# Material shown:
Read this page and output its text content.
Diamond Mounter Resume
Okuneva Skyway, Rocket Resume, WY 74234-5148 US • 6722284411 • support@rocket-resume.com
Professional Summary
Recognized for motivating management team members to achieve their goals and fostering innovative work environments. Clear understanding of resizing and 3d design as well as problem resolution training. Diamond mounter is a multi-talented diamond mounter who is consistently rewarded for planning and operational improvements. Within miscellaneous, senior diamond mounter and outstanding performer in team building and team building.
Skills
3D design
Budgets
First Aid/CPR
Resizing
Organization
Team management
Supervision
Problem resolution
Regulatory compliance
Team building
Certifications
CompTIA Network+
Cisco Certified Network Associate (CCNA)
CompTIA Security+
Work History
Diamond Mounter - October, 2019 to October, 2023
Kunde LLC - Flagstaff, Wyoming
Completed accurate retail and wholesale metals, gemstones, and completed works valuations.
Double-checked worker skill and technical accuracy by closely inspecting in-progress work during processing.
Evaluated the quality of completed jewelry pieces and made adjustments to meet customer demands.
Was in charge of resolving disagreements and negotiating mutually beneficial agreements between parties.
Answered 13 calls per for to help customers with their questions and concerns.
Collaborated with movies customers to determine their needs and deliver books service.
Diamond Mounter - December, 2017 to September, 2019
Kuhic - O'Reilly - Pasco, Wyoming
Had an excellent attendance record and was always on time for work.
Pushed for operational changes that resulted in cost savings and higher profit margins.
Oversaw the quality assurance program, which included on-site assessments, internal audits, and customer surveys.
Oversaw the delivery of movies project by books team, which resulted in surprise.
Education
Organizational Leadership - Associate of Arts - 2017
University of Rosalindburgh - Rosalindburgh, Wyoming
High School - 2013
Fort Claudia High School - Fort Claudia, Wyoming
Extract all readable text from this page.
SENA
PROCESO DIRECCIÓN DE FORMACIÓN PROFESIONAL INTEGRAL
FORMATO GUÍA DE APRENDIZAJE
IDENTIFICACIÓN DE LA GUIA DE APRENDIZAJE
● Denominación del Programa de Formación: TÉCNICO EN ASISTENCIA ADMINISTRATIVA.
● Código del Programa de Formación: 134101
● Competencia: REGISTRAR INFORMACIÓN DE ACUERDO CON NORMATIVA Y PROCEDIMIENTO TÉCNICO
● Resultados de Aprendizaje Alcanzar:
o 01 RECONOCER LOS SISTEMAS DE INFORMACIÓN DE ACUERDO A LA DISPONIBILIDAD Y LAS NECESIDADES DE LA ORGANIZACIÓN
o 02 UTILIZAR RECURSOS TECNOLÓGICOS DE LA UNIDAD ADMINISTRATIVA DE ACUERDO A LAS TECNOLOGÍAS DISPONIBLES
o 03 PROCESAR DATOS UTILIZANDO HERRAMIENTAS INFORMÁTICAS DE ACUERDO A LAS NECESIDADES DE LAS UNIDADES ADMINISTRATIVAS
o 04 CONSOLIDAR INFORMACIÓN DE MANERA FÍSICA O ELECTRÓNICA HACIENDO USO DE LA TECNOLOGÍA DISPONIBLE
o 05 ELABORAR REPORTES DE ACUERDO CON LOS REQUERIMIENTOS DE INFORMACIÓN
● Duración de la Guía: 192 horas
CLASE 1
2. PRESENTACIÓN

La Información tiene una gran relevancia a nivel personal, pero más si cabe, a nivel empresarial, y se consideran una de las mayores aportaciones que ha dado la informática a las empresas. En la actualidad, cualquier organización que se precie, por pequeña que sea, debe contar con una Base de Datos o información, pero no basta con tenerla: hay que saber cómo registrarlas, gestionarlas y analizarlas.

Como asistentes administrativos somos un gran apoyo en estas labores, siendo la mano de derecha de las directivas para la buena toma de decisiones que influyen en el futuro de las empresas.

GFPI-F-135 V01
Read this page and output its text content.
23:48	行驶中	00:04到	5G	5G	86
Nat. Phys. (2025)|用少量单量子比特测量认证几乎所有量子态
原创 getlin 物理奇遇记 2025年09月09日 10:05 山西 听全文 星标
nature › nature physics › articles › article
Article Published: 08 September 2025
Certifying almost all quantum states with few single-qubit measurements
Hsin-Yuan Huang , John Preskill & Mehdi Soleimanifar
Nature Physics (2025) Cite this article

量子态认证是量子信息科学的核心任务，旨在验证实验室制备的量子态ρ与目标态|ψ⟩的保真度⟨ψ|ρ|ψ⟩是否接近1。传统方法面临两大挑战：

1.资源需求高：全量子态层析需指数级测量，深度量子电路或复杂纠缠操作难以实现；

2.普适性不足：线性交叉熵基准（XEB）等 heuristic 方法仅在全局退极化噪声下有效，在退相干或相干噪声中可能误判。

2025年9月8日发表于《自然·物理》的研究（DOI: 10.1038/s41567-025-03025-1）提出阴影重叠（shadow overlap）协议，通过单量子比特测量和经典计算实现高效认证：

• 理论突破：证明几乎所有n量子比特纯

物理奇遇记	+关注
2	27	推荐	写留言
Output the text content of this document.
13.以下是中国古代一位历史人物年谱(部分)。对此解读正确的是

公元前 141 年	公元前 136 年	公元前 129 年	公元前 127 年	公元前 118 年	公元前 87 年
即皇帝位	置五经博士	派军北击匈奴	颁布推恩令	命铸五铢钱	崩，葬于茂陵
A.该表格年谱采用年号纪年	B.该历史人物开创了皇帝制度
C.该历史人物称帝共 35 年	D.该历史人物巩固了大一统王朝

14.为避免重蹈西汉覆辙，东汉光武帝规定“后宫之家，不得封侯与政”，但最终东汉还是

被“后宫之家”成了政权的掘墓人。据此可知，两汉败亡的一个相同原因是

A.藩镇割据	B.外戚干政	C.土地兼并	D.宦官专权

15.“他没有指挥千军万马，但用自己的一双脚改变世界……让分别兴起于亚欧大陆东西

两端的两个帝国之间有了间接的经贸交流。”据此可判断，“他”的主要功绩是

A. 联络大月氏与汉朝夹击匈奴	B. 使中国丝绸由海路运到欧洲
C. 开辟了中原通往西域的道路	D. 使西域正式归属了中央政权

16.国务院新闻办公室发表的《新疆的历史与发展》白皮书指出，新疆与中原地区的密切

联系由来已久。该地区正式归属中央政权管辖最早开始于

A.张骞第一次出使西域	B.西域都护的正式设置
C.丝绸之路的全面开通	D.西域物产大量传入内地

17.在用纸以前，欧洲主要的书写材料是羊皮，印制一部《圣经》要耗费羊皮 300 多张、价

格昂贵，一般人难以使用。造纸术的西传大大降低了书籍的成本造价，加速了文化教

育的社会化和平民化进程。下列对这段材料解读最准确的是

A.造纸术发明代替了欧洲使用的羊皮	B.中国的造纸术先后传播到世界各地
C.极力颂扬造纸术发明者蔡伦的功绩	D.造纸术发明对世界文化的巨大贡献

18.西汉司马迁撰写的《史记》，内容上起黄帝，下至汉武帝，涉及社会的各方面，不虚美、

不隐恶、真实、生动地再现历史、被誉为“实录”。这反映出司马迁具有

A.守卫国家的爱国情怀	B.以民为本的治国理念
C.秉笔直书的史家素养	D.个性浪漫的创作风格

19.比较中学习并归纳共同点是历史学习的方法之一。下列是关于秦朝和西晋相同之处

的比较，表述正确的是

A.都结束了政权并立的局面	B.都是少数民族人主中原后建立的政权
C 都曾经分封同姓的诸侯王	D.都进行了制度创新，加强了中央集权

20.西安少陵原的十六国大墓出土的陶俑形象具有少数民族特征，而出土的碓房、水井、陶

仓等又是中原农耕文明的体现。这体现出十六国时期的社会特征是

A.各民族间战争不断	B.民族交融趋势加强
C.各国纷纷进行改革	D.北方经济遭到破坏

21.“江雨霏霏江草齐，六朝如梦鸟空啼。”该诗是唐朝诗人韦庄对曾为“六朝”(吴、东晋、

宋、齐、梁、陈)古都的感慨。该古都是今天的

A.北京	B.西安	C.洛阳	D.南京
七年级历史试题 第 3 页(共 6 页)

# Exercise directions:
Examine the records and pull out every line where the string "NECESIDADES" occurs.

# Task output:
o 01 RECONOCER LOS SISTEMAS DE INFORMACIÓN DE ACUERDO A LA DISPONIBILIDAD Y LAS NECESIDADES DE LA ORGANIZACIÓN
o 03 PROCESAR DATOS UTILIZANDO HERRAMIENTAS INFORMÁTICAS DE ACUERDO A LAS NECESIDADES DE LAS UNIDADES ADMINISTRATIVAS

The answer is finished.